- **YOUR OBJECTIVE**: The data must be returned in full and exactly as given.

- **INPUT DATA**:

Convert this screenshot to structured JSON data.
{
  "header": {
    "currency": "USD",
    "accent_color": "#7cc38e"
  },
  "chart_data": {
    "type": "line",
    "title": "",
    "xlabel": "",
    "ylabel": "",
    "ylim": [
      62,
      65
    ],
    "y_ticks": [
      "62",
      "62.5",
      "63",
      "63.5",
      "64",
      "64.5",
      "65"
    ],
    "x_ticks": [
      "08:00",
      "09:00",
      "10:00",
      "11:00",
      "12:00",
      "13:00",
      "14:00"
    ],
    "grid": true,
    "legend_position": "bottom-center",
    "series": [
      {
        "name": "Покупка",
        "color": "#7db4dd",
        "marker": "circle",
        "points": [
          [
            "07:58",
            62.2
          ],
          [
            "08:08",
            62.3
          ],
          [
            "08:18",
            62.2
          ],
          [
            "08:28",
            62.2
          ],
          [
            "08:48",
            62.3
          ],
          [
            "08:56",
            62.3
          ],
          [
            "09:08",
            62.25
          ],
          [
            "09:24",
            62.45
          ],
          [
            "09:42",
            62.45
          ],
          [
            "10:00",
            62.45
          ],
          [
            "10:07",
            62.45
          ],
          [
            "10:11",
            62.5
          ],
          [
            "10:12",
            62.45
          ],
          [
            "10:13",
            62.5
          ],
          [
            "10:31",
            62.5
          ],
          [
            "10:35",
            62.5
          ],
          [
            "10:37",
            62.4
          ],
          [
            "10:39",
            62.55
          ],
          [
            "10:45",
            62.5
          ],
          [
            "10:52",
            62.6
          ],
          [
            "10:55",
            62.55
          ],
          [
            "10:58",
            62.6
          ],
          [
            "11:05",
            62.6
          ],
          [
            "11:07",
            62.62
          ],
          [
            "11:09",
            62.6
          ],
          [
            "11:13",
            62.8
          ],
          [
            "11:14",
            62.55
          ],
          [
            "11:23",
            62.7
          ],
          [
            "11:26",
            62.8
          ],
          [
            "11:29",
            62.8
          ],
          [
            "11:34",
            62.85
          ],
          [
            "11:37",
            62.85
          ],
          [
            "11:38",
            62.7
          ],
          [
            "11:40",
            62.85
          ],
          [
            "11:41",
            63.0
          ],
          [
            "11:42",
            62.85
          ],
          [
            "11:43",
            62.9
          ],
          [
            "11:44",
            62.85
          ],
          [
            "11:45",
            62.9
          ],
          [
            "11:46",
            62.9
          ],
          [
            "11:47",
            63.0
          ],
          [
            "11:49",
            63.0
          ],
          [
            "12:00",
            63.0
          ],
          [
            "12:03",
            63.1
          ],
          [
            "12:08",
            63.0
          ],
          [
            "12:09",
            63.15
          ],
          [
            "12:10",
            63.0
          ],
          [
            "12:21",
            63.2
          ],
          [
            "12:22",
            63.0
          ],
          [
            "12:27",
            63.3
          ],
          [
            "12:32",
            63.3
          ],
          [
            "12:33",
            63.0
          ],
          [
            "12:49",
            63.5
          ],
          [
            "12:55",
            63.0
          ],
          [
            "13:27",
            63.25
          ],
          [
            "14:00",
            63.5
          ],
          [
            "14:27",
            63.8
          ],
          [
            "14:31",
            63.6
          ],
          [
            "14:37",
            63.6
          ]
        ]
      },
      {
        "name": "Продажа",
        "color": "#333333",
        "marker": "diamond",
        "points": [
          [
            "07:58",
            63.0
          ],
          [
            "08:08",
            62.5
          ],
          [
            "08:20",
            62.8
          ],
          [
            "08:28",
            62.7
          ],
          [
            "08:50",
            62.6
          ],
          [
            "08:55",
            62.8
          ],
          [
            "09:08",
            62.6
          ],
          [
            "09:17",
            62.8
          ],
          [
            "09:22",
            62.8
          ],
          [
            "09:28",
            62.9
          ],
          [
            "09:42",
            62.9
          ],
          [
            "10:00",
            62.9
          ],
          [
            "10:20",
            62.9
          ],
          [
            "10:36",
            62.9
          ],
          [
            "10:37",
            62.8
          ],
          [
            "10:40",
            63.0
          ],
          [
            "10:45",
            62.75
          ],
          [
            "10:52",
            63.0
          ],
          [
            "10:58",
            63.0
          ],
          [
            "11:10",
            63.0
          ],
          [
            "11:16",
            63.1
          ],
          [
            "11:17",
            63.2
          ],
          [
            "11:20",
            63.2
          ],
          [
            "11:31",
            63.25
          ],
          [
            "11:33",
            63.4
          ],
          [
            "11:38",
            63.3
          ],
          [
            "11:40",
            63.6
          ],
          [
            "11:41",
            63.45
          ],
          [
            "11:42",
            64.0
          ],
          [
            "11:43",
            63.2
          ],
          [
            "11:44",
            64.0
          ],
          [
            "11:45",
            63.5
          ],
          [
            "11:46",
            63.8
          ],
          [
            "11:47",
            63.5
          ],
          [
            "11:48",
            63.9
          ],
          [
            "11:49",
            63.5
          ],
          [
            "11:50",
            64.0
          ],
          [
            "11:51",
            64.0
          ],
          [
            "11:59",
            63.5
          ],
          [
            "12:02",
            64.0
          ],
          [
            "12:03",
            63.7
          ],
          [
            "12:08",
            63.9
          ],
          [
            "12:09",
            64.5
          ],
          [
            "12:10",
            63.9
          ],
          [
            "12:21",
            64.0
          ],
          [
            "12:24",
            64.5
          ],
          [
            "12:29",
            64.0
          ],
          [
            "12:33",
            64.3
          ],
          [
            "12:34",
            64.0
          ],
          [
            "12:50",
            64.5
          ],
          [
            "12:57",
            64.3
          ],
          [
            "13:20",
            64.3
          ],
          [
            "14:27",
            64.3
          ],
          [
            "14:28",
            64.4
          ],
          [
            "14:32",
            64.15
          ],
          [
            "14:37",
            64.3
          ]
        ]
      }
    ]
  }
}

- **THE RESPONSE**:
Convert this screenshot to structured JSON data.
{
  "header": {
    "currency": "USD",
    "accent_color": "#7cc38e"
  },
  "chart_data": {
    "type": "line",
    "title": "",
    "xlabel": "",
    "ylabel": "",
    "ylim": [
      62,
      65
    ],
    "y_ticks": [
      "62",
      "62.5",
      "63",
      "63.5",
      "64",
      "64.5",
      "65"
    ],
    "x_ticks": [
      "08:00",
      "09:00",
      "10:00",
      "11:00",
      "12:00",
      "13:00",
      "14:00"
    ],
    "grid": true,
    "legend_position": "bottom-center",
    "series": [
      {
        "name": "Покупка",
        "color": "#7db4dd",
        "marker": "circle",
        "points": [
          [
            "07:58",
            62.2
          ],
          [
            "08:08",
            62.3
          ],
          [
            "08:18",
            62.2
          ],
          [
            "08:28",
            62.2
          ],
          [
            "08:48",
            62.3
          ],
          [
            "08:56",
            62.3
          ],
          [
            "09:08",
            62.25
          ],
          [
            "09:24",
            62.45
          ],
          [
            "09:42",
            62.45
          ],
          [
            "10:00",
            62.45
          ],
          [
            "10:07",
            62.45
          ],
          [
            "10:11",
            62.5
          ],
          [
            "10:12",
            62.45
          ],
          [
            "10:13",
            62.5
          ],
          [
            "10:31",
            62.5
          ],
          [
            "10:35",
            62.5
          ],
          [
            "10:37",
            62.4
          ],
          [
            "10:39",
            62.55
          ],
          [
            "10:45",
            62.5
          ],
          [
            "10:52",
            62.6
          ],
          [
            "10:55",
            62.55
          ],
          [
            "10:58",
            62.6
          ],
          [
            "11:05",
            62.6
          ],
          [
            "11:07",
            62.62
          ],
          [
            "11:09",
            62.6
          ],
          [
            "11:13",
            62.8
          ],
          [
            "11:14",
            62.55
          ],
          [
            "11:23",
            62.7
          ],
          [
            "11:26",
            62.8
          ],
          [
            "11:29",
            62.8
          ],
          [
            "11:34",
            62.85
          ],
          [
            "11:37",
            62.85
          ],
          [
            "11:38",
            62.7
          ],
          [
            "11:40",
            62.85
          ],
          [
            "11:41",
            63.0
          ],
          [
            "11:42",
            62.85
          ],
          [
            "11:43",
            62.9
          ],
          [
            "11:44",
            62.85
          ],
          [
            "11:45",
            62.9
          ],
          [
            "11:46",
            62.9
          ],
          [
            "11:47",
            63.0
          ],
          [
            "11:49",
            63.0
          ],
          [
            "12:00",
            63.0
          ],
          [
            "12:03",
            63.1
          ],
          [
            "12:08",
            63.0
          ],
          [
            "12:09",
            63.15
          ],
          [
            "12:10",
            63.0
          ],
          [
            "12:21",
            63.2
          ],
          [
            "12:22",
            63.0
          ],
          [
            "12:27",
            63.3
          ],
          [
            "12:32",
            63.3
          ],
          [
            "12:33",
            63.0
          ],
          [
            "12:49",
            63.5
          ],
          [
            "12:55",
            63.0
          ],
          [
            "13:27",
            63.25
          ],
          [
            "14:00",
            63.5
          ],
          [
            "14:27",
            63.8
          ],
          [
            "14:31",
            63.6
          ],
          [
            "14:37",
            63.6
          ]
        ]
      },
      {
        "name": "Продажа",
        "color": "#333333",
        "marker": "diamond",
        "points": [
          [
            "07:58",
            63.0
          ],
          [
            "08:08",
            62.5
          ],
          [
            "08:20",
            62.8
          ],
          [
            "08:28",
            62.7
          ],
          [
            "08:50",
            62.6
          ],
          [
            "08:55",
            62.8
          ],
          [
            "09:08",
            62.6
          ],
          [
            "09:17",
            62.8
          ],
          [
            "09:22",
            62.8
          ],
          [
            "09:28",
            62.9
          ],
          [
            "09:42",
            62.9
          ],
          [
            "10:00",
            62.9
          ],
          [
            "10:20",
            62.9
          ],
          [
            "10:36",
            62.9
          ],
          [
            "10:37",
            62.8
          ],
          [
            "10:40",
            63.0
          ],
          [
            "10:45",
            62.75
          ],
          [
            "10:52",
            63.0
          ],
          [
            "10:58",
            63.0
          ],
          [
            "11:10",
            63.0
          ],
          [
            "11:16",
            63.1
          ],
          [
            "11:17",
            63.2
          ],
          [
            "11:20",
            63.2
          ],
          [
            "11:31",
            63.25
          ],
          [
            "11:33",
            63.4
          ],
          [
            "11:38",
            63.3
          ],
          [
            "11:40",
            63.6
          ],
          [
            "11:41",
            63.45
          ],
          [
            "11:42",
            64.0
          ],
          [
            "11:43",
            63.2
          ],
          [
            "11:44",
            64.0
          ],
          [
            "11:45",
            63.5
          ],
          [
            "11:46",
            63.8
          ],
          [
            "11:47",
            63.5
          ],
          [
            "11:48",
            63.9
          ],
          [
            "11:49",
            63.5
          ],
          [
            "11:50",
            64.0
          ],
          [
            "11:51",
            64.0
          ],
          [
            "11:59",
            63.5
          ],
          [
            "12:02",
            64.0
          ],
          [
            "12:03",
            63.7
          ],
          [
            "12:08",
            63.9
          ],
          [
            "12:09",
            64.5
          ],
          [
            "12:10",
            63.9
          ],
          [
            "12:21",
            64.0
          ],
          [
            "12:24",
            64.5
          ],
          [
            "12:29",
            64.0
          ],
          [
            "12:33",
            64.3
          ],
          [
            "12:34",
            64.0
          ],
          [
            "12:50",
            64.5
          ],
          [
            "12:57",
            64.3
          ],
          [
            "13:20",
            64.3
          ],
          [
            "14:27",
            64.3
          ],
          [
            "14:28",
            64.4
          ],
          [
            "14:32",
            64.15
          ],
          [
            "14:37",
            64.3
          ]
        ]
      }
    ]
  }
}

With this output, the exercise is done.